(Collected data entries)

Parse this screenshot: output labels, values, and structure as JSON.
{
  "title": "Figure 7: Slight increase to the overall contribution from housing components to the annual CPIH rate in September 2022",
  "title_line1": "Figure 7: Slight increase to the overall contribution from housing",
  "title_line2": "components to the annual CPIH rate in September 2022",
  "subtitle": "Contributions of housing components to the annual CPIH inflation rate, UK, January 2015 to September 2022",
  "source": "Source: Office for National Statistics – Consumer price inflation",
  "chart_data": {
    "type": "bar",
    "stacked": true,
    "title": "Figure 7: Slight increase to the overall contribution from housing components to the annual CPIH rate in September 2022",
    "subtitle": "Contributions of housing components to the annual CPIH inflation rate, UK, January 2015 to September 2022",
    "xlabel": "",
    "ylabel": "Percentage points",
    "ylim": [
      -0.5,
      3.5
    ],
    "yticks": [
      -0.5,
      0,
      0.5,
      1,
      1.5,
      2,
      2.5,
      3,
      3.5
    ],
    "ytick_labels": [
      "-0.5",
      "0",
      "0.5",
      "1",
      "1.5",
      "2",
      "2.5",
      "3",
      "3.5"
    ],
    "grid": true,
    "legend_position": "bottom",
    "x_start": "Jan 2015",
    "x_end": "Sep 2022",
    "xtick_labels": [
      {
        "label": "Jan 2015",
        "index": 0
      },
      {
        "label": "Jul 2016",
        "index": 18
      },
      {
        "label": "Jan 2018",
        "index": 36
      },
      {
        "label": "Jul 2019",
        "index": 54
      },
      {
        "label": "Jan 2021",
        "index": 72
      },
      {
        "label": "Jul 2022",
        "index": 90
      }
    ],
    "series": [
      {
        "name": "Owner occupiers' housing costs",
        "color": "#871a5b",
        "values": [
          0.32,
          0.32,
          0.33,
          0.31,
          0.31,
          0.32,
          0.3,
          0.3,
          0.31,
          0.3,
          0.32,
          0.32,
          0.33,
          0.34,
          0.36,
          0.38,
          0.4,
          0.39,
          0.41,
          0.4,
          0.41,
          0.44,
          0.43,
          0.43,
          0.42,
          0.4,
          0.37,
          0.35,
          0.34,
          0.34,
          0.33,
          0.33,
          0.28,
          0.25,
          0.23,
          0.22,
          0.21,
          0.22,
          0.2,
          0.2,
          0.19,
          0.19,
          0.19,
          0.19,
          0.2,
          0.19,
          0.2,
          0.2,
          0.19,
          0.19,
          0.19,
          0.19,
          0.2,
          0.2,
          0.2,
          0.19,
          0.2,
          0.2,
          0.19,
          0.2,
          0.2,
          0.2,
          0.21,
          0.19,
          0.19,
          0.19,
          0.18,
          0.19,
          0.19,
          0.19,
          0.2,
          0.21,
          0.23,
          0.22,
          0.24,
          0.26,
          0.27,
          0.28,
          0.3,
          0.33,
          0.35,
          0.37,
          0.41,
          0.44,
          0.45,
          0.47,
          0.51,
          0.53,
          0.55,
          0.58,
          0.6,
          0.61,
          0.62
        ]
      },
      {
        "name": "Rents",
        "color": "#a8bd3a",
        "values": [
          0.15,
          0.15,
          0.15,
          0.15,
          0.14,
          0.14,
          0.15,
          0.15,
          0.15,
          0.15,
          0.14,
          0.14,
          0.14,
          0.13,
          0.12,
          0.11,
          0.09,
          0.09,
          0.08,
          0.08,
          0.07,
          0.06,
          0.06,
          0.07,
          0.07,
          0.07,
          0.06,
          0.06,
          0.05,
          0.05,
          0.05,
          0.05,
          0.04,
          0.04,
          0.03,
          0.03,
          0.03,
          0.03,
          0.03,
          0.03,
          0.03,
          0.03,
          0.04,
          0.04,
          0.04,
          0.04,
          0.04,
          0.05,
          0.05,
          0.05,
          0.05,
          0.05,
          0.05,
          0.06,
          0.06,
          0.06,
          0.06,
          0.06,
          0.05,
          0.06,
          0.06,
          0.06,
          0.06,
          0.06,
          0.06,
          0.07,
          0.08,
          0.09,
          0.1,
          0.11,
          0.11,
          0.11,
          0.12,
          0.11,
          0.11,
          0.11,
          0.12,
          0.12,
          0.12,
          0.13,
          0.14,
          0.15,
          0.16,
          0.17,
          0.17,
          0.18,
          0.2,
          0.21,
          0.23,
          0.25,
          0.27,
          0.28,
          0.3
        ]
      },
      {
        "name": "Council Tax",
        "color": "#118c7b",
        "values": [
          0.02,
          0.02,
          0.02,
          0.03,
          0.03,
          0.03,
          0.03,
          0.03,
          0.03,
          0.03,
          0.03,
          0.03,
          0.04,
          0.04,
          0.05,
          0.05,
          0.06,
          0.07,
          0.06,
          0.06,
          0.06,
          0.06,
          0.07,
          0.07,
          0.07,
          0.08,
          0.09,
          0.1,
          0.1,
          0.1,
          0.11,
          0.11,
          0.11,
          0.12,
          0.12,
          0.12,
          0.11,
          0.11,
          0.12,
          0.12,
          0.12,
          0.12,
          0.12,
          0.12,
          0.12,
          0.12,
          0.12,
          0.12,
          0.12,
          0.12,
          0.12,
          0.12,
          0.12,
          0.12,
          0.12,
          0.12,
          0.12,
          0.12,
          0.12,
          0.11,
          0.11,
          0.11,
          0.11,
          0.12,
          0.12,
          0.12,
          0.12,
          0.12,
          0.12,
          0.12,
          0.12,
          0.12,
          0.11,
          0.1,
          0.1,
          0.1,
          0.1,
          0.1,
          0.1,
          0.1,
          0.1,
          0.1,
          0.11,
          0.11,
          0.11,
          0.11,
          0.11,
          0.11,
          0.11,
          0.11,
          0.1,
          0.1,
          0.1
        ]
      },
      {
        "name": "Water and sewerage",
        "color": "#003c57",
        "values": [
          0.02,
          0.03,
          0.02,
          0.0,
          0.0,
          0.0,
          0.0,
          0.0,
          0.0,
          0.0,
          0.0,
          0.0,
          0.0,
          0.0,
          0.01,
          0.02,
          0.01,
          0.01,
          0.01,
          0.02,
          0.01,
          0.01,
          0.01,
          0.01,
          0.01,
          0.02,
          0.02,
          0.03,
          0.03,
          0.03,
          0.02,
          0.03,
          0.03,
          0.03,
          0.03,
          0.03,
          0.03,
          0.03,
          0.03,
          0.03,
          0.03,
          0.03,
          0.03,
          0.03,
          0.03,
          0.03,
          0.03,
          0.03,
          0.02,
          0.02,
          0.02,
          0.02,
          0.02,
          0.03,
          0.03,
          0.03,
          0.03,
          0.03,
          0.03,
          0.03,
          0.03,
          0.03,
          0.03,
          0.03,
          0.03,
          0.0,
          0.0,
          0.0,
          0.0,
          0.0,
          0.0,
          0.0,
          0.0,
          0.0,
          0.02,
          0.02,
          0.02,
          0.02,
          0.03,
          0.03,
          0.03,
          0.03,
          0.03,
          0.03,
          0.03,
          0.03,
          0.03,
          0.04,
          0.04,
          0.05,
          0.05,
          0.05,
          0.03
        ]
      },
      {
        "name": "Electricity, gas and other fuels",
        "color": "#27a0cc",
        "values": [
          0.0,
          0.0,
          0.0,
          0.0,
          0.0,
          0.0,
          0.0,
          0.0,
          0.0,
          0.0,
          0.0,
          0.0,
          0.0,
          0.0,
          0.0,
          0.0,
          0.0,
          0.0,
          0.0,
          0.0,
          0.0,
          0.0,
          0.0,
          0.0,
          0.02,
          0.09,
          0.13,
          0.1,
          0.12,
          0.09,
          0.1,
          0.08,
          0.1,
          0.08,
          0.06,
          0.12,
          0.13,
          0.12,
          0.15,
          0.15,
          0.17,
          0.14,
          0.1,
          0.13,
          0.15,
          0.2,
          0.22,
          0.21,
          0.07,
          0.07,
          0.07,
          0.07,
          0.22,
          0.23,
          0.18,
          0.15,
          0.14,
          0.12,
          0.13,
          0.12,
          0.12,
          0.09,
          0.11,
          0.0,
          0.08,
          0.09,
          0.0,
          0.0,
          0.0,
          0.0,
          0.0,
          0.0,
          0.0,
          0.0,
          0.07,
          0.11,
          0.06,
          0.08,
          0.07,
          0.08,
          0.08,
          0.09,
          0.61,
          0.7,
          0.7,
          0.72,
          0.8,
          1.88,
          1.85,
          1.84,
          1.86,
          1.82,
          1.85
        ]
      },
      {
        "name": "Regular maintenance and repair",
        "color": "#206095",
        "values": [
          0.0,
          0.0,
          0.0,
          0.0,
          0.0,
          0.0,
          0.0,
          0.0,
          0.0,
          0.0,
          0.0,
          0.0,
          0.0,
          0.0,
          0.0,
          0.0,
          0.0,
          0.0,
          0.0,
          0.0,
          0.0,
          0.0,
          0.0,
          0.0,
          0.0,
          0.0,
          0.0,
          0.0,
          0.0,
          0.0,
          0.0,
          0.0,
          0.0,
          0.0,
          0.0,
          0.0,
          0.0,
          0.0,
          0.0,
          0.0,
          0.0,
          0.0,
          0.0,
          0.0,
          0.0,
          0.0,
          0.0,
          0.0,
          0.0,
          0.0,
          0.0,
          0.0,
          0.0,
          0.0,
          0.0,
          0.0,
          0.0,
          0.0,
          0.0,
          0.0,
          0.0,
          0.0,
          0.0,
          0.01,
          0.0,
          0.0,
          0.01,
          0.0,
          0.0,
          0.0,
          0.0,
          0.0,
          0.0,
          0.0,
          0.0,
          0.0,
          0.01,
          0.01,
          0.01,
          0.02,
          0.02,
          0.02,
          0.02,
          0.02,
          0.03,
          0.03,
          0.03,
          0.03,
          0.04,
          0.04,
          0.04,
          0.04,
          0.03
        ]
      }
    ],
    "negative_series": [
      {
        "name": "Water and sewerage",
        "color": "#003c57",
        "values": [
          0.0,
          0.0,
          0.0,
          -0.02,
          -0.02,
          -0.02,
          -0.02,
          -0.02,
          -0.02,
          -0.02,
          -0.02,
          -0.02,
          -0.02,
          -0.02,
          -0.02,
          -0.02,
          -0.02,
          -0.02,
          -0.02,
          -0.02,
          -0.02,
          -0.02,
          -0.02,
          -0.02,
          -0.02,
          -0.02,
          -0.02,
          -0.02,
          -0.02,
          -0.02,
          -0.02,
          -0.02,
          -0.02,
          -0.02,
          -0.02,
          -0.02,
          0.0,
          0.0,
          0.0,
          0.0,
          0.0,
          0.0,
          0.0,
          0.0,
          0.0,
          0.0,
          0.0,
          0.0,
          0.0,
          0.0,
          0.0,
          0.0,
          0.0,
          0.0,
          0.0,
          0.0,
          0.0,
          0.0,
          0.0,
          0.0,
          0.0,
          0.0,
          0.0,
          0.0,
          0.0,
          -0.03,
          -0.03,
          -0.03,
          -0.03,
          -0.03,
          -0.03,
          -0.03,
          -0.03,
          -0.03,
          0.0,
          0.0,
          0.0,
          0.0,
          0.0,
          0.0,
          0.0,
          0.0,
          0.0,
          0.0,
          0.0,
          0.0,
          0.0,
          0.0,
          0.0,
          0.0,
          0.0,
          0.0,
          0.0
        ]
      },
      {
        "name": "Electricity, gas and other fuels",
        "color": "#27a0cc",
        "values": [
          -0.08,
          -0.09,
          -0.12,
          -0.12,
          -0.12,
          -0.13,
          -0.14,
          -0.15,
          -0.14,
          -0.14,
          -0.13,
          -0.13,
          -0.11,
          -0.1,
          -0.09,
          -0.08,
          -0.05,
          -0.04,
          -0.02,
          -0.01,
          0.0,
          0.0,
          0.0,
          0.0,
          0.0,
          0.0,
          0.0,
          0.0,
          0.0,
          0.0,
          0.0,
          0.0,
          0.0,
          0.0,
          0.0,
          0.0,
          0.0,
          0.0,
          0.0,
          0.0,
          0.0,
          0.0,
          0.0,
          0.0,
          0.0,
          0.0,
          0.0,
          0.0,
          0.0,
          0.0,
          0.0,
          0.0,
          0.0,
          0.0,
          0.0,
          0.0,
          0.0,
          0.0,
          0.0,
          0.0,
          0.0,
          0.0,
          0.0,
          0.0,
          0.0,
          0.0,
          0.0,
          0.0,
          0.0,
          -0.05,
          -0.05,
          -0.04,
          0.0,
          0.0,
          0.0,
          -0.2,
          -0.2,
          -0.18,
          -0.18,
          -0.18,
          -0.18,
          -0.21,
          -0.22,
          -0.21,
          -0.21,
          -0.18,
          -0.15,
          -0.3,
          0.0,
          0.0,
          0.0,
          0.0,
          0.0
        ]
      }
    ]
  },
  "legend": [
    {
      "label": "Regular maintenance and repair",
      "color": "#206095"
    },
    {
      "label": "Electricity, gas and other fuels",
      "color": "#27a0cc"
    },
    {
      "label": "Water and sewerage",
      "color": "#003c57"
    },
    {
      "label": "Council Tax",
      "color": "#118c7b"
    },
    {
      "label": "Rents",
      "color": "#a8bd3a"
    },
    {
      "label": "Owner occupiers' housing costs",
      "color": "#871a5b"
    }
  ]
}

INSTRUCTION
Copy each line above that contains the string "subtitle".

CORRECT RESULT
  "subtitle": "Contributions of housing components to the annual CPIH inflation rate, UK, January 2015 to September 2022",
    "subtitle": "Contributions of housing components to the annual CPIH inflation rate, UK, January 2015 to September 2022",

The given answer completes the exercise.